# [Goal of the exercise]
Reproduce the entire listing word for word.

○ ○ ○

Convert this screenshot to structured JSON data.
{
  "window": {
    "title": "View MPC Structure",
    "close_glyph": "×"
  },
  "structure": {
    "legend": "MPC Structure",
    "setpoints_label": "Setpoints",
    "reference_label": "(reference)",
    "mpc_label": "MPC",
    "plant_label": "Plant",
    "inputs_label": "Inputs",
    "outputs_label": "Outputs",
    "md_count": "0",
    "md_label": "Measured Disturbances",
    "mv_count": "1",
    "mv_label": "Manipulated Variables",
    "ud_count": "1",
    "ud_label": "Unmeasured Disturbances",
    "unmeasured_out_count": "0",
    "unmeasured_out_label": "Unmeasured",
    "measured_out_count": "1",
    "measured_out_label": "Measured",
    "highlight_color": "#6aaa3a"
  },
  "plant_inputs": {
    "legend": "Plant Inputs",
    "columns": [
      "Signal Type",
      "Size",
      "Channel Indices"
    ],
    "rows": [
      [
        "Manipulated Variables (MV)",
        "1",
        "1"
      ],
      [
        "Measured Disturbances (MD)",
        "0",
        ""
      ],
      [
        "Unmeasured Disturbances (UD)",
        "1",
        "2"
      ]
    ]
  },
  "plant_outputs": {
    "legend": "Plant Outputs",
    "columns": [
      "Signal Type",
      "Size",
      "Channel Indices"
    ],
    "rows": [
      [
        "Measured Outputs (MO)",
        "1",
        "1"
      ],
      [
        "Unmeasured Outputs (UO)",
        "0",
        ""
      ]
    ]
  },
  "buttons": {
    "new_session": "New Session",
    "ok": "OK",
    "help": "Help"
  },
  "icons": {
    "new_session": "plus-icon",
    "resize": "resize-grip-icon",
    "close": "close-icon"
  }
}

○ ○ ○

# [Task answer]
Convert this screenshot to structured JSON data.
{
  "window": {
    "title": "View MPC Structure",
    "close_glyph": "×"
  },
  "structure": {
    "legend": "MPC Structure",
    "setpoints_label": "Setpoints",
    "reference_label": "(reference)",
    "mpc_label": "MPC",
    "plant_label": "Plant",
    "inputs_label": "Inputs",
    "outputs_label": "Outputs",
    "md_count": "0",
    "md_label": "Measured Disturbances",
    "mv_count": "1",
    "mv_label": "Manipulated Variables",
    "ud_count": "1",
    "ud_label": "Unmeasured Disturbances",
    "unmeasured_out_count": "0",
    "unmeasured_out_label": "Unmeasured",
    "measured_out_count": "1",
    "measured_out_label": "Measured",
    "highlight_color": "#6aaa3a"
  },
  "plant_inputs": {
    "legend": "Plant Inputs",
    "columns": [
      "Signal Type",
      "Size",
      "Channel Indices"
    ],
    "rows": [
      [
        "Manipulated Variables (MV)",
        "1",
        "1"
      ],
      [
        "Measured Disturbances (MD)",
        "0",
        ""
      ],
      [
        "Unmeasured Disturbances (UD)",
        "1",
        "2"
      ]
    ]
  },
  "plant_outputs": {
    "legend": "Plant Outputs",
    "columns": [
      "Signal Type",
      "Size",
      "Channel Indices"
    ],
    "rows": [
      [
        "Measured Outputs (MO)",
        "1",
        "1"
      ],
      [
        "Unmeasured Outputs (UO)",
        "0",
        ""
      ]
    ]
  },
  "buttons": {
    "new_session": "New Session",
    "ok": "OK",
    "help": "Help"
  },
  "icons": {
    "new_session": "plus-icon",
    "resize": "resize-grip-icon",
    "close": "close-icon"
  }
}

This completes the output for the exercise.